***** Records for the task *****

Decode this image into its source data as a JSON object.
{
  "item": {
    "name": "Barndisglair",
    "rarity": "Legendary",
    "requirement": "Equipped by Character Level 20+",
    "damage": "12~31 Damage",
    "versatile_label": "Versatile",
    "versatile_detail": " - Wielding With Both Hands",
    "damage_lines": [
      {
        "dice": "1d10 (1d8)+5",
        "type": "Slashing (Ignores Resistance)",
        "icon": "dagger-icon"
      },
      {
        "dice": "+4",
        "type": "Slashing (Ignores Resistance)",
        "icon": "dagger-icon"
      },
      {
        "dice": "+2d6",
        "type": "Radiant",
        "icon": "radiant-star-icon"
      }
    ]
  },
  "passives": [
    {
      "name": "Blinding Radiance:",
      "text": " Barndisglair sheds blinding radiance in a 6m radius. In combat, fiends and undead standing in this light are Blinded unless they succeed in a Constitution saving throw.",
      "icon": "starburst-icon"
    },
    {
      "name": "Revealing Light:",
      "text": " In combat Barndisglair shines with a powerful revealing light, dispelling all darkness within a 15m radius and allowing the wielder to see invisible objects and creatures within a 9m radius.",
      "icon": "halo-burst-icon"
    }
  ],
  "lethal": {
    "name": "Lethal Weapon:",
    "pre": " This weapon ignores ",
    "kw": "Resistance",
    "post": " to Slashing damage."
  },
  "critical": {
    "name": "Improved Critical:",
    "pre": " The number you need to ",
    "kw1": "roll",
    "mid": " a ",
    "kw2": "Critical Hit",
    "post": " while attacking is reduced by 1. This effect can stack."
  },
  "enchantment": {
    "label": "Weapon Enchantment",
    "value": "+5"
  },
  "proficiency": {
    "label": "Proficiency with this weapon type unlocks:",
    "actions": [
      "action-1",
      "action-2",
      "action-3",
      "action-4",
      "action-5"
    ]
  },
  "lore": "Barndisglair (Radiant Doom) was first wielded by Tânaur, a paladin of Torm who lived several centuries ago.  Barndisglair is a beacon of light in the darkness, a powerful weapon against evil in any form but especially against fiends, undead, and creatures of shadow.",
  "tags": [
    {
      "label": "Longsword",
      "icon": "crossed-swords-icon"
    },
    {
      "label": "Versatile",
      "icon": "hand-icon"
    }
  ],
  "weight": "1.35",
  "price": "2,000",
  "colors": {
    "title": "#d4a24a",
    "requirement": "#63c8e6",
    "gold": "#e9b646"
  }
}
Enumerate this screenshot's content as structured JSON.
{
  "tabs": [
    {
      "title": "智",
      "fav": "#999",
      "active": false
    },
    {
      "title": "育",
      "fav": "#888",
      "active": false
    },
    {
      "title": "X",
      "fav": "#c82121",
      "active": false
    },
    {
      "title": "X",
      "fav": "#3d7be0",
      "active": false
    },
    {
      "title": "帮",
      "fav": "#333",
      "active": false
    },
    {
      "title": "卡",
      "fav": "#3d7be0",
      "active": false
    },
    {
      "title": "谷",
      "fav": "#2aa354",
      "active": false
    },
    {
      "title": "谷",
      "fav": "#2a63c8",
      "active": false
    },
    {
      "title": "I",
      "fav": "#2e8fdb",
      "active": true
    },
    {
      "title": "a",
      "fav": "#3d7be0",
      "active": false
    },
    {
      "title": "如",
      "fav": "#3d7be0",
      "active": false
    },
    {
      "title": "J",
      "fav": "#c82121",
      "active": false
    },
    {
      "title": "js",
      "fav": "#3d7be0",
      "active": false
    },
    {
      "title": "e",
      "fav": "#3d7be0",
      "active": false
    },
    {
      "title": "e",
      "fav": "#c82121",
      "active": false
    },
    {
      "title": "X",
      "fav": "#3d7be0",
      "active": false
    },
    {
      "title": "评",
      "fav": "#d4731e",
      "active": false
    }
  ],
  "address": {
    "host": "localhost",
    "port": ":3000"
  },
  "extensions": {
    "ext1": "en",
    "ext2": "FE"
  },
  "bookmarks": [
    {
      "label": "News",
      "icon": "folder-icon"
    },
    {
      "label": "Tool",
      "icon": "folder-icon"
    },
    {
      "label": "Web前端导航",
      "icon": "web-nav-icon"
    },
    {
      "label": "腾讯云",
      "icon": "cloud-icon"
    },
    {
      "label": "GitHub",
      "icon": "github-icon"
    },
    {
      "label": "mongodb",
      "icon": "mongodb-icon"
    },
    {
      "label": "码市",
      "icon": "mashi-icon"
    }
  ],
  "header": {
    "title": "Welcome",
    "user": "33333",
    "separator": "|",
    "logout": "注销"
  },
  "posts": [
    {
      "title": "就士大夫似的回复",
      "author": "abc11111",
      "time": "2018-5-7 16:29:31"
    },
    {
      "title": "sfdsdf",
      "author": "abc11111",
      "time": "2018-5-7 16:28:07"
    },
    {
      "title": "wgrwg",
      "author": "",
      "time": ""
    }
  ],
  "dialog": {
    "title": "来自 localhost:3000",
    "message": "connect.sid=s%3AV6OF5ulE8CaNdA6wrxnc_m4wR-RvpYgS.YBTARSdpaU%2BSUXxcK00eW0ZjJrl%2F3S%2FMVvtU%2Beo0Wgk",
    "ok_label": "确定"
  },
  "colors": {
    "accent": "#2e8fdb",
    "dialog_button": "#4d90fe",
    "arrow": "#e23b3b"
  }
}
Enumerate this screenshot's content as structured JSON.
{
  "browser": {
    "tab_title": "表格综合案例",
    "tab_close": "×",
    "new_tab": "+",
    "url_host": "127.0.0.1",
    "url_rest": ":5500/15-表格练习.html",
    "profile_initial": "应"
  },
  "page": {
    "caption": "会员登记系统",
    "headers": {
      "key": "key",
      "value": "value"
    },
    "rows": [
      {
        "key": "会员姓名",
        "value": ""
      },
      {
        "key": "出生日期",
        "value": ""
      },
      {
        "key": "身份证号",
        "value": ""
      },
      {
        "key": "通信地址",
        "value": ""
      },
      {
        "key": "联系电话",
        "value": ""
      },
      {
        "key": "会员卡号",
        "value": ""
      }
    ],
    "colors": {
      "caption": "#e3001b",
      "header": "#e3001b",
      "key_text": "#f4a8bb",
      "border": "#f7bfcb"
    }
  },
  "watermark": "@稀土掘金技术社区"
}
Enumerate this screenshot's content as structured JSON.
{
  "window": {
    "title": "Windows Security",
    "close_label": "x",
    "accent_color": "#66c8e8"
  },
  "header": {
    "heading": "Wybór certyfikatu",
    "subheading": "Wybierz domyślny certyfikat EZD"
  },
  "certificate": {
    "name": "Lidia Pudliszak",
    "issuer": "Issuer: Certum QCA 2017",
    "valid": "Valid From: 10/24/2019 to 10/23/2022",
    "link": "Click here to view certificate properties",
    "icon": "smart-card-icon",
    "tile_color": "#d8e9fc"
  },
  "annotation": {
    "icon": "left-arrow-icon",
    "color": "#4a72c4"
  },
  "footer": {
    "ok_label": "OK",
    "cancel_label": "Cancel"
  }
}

*****

From the records above, how many lines include the word "localhost"? Only the number is wanted.

Result for this task:
2